● DESCRIPTION OF THE TASK
Retype the material below. Keep every word exactly as it is.

Data entries for graphics:
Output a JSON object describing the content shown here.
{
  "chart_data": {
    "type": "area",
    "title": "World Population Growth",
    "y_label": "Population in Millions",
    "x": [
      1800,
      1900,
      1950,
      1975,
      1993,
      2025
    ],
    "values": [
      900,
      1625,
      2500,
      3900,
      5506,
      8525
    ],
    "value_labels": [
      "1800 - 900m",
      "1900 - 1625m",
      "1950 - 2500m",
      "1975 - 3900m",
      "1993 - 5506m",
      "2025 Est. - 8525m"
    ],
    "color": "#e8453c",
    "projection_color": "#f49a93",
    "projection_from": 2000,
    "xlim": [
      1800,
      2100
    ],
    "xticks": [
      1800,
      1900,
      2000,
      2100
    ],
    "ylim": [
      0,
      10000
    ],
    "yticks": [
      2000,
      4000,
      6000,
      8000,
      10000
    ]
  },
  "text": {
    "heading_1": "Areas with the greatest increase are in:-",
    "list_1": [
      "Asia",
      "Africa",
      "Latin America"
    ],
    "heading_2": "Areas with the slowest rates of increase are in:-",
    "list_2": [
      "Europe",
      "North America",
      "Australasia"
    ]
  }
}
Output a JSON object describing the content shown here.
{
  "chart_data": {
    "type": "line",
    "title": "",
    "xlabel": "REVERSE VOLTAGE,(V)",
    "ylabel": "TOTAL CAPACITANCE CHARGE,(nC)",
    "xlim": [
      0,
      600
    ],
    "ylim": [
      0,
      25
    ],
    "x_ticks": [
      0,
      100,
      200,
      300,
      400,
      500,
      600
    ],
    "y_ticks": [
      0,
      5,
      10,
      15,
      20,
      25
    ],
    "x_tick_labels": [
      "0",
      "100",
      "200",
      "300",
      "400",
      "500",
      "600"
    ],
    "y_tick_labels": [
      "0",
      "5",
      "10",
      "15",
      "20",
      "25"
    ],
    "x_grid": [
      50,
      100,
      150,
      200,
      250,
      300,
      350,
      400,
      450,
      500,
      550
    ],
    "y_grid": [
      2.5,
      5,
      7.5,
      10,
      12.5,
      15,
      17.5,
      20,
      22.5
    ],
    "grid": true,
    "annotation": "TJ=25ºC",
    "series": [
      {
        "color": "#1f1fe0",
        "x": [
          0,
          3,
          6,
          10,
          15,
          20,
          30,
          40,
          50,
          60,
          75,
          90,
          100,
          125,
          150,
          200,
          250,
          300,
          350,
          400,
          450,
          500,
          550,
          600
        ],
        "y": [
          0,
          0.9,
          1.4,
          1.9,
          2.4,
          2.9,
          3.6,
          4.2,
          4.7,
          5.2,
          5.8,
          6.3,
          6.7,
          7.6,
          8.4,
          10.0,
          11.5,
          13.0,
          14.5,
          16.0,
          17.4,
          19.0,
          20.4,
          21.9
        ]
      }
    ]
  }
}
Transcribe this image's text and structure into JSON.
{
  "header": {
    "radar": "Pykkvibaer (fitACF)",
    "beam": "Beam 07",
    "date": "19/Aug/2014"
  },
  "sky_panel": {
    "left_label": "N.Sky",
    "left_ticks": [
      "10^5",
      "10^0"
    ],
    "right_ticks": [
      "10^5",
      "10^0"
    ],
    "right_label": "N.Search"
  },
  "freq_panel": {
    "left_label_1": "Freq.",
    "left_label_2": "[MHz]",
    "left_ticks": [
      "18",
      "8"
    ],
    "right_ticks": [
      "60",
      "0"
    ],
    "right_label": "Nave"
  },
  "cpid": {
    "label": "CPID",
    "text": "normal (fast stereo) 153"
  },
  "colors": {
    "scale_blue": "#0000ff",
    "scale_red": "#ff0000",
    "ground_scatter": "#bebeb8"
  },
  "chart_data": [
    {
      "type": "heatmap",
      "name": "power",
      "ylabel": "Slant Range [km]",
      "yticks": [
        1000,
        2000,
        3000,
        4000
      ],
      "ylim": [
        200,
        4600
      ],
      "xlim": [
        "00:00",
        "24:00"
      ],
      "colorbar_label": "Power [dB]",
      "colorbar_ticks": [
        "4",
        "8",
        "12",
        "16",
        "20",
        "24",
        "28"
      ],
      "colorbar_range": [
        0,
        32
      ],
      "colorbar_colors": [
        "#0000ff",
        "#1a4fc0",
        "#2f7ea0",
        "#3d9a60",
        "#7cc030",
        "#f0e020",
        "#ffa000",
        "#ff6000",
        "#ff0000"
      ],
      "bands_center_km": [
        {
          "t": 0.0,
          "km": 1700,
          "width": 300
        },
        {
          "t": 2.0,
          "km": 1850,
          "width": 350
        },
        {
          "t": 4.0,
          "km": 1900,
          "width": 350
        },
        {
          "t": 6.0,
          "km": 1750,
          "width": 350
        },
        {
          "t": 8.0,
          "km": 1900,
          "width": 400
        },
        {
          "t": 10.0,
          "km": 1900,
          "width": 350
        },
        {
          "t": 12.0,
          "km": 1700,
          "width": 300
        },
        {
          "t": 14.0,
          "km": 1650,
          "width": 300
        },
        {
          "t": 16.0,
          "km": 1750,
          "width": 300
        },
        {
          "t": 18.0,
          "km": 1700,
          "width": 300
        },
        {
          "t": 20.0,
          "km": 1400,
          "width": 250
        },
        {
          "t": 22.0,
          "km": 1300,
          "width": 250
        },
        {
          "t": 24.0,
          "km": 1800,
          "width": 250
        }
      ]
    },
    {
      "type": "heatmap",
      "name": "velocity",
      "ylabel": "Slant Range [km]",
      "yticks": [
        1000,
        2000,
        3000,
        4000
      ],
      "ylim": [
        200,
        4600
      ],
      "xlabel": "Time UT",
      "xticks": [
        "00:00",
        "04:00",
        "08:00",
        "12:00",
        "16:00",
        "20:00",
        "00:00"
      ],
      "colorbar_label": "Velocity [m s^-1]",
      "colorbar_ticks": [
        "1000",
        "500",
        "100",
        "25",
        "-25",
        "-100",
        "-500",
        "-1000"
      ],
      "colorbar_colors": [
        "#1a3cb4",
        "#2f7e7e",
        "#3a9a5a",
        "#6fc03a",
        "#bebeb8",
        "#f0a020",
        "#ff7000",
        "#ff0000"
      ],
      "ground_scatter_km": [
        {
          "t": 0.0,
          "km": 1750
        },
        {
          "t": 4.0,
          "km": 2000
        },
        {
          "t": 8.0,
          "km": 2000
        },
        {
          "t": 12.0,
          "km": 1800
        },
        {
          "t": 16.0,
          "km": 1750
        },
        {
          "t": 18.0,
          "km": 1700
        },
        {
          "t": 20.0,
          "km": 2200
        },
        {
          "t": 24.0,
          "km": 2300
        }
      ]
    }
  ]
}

● COMPLETE RESPONSE
Output a JSON object describing the content shown here.
{
  "chart_data": {
    "type": "area",
    "title": "World Population Growth",
    "y_label": "Population in Millions",
    "x": [
      1800,
      1900,
      1950,
      1975,
      1993,
      2025
    ],
    "values": [
      900,
      1625,
      2500,
      3900,
      5506,
      8525
    ],
    "value_labels": [
      "1800 - 900m",
      "1900 - 1625m",
      "1950 - 2500m",
      "1975 - 3900m",
      "1993 - 5506m",
      "2025 Est. - 8525m"
    ],
    "color": "#e8453c",
    "projection_color": "#f49a93",
    "projection_from": 2000,
    "xlim": [
      1800,
      2100
    ],
    "xticks": [
      1800,
      1900,
      2000,
      2100
    ],
    "ylim": [
      0,
      10000
    ],
    "yticks": [
      2000,
      4000,
      6000,
      8000,
      10000
    ]
  },
  "text": {
    "heading_1": "Areas with the greatest increase are in:-",
    "list_1": [
      "Asia",
      "Africa",
      "Latin America"
    ],
    "heading_2": "Areas with the slowest rates of increase are in:-",
    "list_2": [
      "Europe",
      "North America",
      "Australasia"
    ]
  }
}
Output a JSON object describing the content shown here.
{
  "chart_data": {
    "type": "line",
    "title": "",
    "xlabel": "REVERSE VOLTAGE,(V)",
    "ylabel": "TOTAL CAPACITANCE CHARGE,(nC)",
    "xlim": [
      0,
      600
    ],
    "ylim": [
      0,
      25
    ],
    "x_ticks": [
      0,
      100,
      200,
      300,
      400,
      500,
      600
    ],
    "y_ticks": [
      0,
      5,
      10,
      15,
      20,
      25
    ],
    "x_tick_labels": [
      "0",
      "100",
      "200",
      "300",
      "400",
      "500",
      "600"
    ],
    "y_tick_labels": [
      "0",
      "5",
      "10",
      "15",
      "20",
      "25"
    ],
    "x_grid": [
      50,
      100,
      150,
      200,
      250,
      300,
      350,
      400,
      450,
      500,
      550
    ],
    "y_grid": [
      2.5,
      5,
      7.5,
      10,
      12.5,
      15,
      17.5,
      20,
      22.5
    ],
    "grid": true,
    "annotation": "TJ=25ºC",
    "series": [
      {
        "color": "#1f1fe0",
        "x": [
          0,
          3,
          6,
          10,
          15,
          20,
          30,
          40,
          50,
          60,
          75,
          90,
          100,
          125,
          150,
          200,
          250,
          300,
          350,
          400,
          450,
          500,
          550,
          600
        ],
        "y": [
          0,
          0.9,
          1.4,
          1.9,
          2.4,
          2.9,
          3.6,
          4.2,
          4.7,
          5.2,
          5.8,
          6.3,
          6.7,
          7.6,
          8.4,
          10.0,
          11.5,
          13.0,
          14.5,
          16.0,
          17.4,
          19.0,
          20.4,
          21.9
        ]
      }
    ]
  }
}
Transcribe this image's text and structure into JSON.
{
  "header": {
    "radar": "Pykkvibaer (fitACF)",
    "beam": "Beam 07",
    "date": "19/Aug/2014"
  },
  "sky_panel": {
    "left_label": "N.Sky",
    "left_ticks": [
      "10^5",
      "10^0"
    ],
    "right_ticks": [
      "10^5",
      "10^0"
    ],
    "right_label": "N.Search"
  },
  "freq_panel": {
    "left_label_1": "Freq.",
    "left_label_2": "[MHz]",
    "left_ticks": [
      "18",
      "8"
    ],
    "right_ticks": [
      "60",
      "0"
    ],
    "right_label": "Nave"
  },
  "cpid": {
    "label": "CPID",
    "text": "normal (fast stereo) 153"
  },
  "colors": {
    "scale_blue": "#0000ff",
    "scale_red": "#ff0000",
    "ground_scatter": "#bebeb8"
  },
  "chart_data": [
    {
      "type": "heatmap",
      "name": "power",
      "ylabel": "Slant Range [km]",
      "yticks": [
        1000,
        2000,
        3000,
        4000
      ],
      "ylim": [
        200,
        4600
      ],
      "xlim": [
        "00:00",
        "24:00"
      ],
      "colorbar_label": "Power [dB]",
      "colorbar_ticks": [
        "4",
        "8",
        "12",
        "16",
        "20",
        "24",
        "28"
      ],
      "colorbar_range": [
        0,
        32
      ],
      "colorbar_colors": [
        "#0000ff",
        "#1a4fc0",
        "#2f7ea0",
        "#3d9a60",
        "#7cc030",
        "#f0e020",
        "#ffa000",
        "#ff6000",
        "#ff0000"
      ],
      "bands_center_km": [
        {
          "t": 0.0,
          "km": 1700,
          "width": 300
        },
        {
          "t": 2.0,
          "km": 1850,
          "width": 350
        },
        {
          "t": 4.0,
          "km": 1900,
          "width": 350
        },
        {
          "t": 6.0,
          "km": 1750,
          "width": 350
        },
        {
          "t": 8.0,
          "km": 1900,
          "width": 400
        },
        {
          "t": 10.0,
          "km": 1900,
          "width": 350
        },
        {
          "t": 12.0,
          "km": 1700,
          "width": 300
        },
        {
          "t": 14.0,
          "km": 1650,
          "width": 300
        },
        {
          "t": 16.0,
          "km": 1750,
          "width": 300
        },
        {
          "t": 18.0,
          "km": 1700,
          "width": 300
        },
        {
          "t": 20.0,
          "km": 1400,
          "width": 250
        },
        {
          "t": 22.0,
          "km": 1300,
          "width": 250
        },
        {
          "t": 24.0,
          "km": 1800,
          "width": 250
        }
      ]
    },
    {
      "type": "heatmap",
      "name": "velocity",
      "ylabel": "Slant Range [km]",
      "yticks": [
        1000,
        2000,
        3000,
        4000
      ],
      "ylim": [
        200,
        4600
      ],
      "xlabel": "Time UT",
      "xticks": [
        "00:00",
        "04:00",
        "08:00",
        "12:00",
        "16:00",
        "20:00",
        "00:00"
      ],
      "colorbar_label": "Velocity [m s^-1]",
      "colorbar_ticks": [
        "1000",
        "500",
        "100",
        "25",
        "-25",
        "-100",
        "-500",
        "-1000"
      ],
      "colorbar_colors": [
        "#1a3cb4",
        "#2f7e7e",
        "#3a9a5a",
        "#6fc03a",
        "#bebeb8",
        "#f0a020",
        "#ff7000",
        "#ff0000"
      ],
      "ground_scatter_km": [
        {
          "t": 0.0,
          "km": 1750
        },
        {
          "t": 4.0,
          "km": 2000
        },
        {
          "t": 8.0,
          "km": 2000
        },
        {
          "t": 12.0,
          "km": 1800
        },
        {
          "t": 16.0,
          "km": 1750
        },
        {
          "t": 18.0,
          "km": 1700
        },
        {
          "t": 20.0,
          "km": 2200
        },
        {
          "t": 24.0,
          "km": 2300
        }
      ]
    }
  ]
}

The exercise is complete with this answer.